Work to complete
State how many lines contain the string "text", and write nothing else.

(Records contained in a dataset)

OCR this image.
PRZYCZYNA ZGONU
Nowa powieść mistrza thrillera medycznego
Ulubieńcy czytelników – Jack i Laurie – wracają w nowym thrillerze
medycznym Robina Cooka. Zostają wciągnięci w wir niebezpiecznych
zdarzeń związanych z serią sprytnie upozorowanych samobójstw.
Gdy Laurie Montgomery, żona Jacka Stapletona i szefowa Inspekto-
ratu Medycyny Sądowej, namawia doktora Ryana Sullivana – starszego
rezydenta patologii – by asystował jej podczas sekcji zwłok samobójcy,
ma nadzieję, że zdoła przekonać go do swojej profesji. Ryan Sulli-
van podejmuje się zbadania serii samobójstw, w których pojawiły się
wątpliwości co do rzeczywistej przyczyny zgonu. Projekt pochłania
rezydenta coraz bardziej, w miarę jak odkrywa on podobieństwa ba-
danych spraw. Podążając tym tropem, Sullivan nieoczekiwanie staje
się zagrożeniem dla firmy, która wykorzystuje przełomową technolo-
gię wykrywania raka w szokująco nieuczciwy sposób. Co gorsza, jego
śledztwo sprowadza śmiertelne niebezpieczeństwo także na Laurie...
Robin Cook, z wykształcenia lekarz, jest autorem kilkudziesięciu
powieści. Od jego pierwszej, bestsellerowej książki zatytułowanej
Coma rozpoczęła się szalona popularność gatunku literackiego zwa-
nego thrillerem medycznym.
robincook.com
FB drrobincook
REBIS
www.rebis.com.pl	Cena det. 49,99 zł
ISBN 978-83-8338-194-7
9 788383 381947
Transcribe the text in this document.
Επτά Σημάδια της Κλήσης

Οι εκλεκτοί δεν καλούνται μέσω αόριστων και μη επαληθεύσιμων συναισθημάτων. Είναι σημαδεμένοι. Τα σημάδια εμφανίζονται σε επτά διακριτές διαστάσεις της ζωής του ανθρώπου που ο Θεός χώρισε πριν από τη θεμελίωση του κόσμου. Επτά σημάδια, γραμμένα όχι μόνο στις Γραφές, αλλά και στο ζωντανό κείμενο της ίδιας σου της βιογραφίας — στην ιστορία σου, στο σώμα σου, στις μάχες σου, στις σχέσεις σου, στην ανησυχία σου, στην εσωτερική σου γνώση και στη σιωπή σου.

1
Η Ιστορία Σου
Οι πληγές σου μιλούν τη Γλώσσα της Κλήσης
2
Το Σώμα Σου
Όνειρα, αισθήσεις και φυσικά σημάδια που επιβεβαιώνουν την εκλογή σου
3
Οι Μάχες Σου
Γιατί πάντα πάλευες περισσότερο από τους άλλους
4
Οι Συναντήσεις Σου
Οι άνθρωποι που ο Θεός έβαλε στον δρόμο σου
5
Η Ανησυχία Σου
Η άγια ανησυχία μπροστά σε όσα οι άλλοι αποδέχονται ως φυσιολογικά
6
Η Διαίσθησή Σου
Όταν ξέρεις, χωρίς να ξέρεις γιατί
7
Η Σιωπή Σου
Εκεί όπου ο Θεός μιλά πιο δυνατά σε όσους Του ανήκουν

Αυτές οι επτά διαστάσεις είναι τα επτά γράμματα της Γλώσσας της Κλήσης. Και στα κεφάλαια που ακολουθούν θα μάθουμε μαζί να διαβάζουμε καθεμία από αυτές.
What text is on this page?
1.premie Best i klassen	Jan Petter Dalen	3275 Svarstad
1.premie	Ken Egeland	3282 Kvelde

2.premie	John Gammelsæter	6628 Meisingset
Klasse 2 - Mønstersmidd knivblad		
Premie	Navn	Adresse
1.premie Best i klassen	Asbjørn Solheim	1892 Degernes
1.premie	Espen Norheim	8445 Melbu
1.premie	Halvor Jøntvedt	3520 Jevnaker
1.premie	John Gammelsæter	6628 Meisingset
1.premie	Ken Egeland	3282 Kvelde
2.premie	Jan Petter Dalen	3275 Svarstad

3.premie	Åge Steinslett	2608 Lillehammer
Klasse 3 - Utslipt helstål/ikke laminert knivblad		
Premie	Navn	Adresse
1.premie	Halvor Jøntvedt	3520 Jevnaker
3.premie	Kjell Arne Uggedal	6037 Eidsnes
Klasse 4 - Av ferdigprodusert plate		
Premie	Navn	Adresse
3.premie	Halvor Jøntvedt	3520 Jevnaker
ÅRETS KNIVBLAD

Response to this exercise
2